» Prompt: Wherever the string "Government" occurs in a line of these records, report that line.

Data entries for graphics
--- START ---

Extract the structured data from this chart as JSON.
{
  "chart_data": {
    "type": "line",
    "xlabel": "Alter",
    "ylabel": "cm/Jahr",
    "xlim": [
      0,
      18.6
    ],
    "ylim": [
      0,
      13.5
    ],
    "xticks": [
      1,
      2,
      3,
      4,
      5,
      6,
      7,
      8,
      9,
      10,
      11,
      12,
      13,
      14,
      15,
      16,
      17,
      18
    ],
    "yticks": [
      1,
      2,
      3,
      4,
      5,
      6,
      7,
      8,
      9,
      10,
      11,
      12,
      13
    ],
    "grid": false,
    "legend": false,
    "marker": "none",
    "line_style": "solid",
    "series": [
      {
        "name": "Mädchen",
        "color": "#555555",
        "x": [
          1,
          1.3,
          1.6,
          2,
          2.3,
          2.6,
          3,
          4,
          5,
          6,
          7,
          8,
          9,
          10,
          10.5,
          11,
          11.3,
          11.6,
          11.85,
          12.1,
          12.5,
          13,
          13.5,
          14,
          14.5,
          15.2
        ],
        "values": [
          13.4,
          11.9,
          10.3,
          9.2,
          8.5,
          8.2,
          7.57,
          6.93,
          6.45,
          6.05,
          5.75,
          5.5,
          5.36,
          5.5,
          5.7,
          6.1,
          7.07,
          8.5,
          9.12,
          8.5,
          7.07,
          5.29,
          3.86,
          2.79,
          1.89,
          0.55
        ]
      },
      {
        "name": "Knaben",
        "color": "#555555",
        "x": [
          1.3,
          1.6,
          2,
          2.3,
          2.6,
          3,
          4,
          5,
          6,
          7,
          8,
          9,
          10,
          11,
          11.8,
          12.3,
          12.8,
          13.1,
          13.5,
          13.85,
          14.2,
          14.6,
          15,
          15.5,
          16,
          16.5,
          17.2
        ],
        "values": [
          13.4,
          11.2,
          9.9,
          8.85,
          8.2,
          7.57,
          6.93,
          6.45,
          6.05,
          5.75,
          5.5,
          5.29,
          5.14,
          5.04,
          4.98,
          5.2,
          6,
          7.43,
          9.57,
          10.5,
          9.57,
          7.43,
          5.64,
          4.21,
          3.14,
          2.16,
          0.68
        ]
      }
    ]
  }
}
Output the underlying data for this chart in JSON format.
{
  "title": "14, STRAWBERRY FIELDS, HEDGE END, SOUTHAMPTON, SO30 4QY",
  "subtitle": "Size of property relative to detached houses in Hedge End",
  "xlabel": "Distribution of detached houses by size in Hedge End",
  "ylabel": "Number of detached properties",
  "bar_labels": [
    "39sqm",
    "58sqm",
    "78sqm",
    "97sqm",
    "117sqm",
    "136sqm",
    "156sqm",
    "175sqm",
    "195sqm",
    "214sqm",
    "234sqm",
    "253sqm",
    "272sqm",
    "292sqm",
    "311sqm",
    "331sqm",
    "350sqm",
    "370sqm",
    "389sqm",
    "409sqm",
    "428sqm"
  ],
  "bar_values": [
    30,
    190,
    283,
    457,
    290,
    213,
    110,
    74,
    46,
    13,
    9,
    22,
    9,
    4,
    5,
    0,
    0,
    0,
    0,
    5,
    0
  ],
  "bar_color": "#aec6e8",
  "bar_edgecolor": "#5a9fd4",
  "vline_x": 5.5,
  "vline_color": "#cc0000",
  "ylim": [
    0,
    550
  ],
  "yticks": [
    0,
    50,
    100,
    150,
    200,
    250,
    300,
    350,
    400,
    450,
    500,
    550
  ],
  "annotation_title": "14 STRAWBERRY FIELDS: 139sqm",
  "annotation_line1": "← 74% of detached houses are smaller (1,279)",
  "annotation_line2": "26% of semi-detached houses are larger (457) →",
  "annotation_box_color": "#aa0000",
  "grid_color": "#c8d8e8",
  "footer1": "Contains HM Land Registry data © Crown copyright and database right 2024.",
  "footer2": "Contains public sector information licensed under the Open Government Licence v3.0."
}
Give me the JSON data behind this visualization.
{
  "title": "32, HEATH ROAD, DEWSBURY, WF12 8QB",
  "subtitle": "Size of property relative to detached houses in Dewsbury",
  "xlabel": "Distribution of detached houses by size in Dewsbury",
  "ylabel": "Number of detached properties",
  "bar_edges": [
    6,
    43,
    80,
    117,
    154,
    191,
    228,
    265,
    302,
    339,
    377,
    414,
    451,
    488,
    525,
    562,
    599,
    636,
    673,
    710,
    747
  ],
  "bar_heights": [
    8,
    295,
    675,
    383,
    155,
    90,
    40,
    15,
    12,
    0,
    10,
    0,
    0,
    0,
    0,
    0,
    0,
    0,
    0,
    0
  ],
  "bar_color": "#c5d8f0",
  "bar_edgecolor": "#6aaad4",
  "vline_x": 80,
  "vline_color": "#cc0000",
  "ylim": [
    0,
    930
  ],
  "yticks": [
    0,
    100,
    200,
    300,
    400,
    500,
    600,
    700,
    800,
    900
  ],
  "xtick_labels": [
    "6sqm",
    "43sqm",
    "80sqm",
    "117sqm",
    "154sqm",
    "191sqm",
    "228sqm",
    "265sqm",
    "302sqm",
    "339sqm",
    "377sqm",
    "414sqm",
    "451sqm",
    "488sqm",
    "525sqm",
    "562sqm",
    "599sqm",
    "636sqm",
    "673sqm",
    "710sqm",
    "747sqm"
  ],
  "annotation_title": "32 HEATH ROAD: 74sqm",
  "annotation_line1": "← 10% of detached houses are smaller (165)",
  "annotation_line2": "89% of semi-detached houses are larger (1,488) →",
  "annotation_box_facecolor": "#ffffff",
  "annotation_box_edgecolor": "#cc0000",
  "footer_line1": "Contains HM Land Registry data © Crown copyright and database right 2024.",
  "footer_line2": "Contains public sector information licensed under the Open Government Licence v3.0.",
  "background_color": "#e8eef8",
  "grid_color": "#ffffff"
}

--- END ---

» The response:
  "footer2": "Contains public sector information licensed under the Open Government Licence v3.0."
  "footer_line2": "Contains public sector information licensed under the Open Government Licence v3.0.",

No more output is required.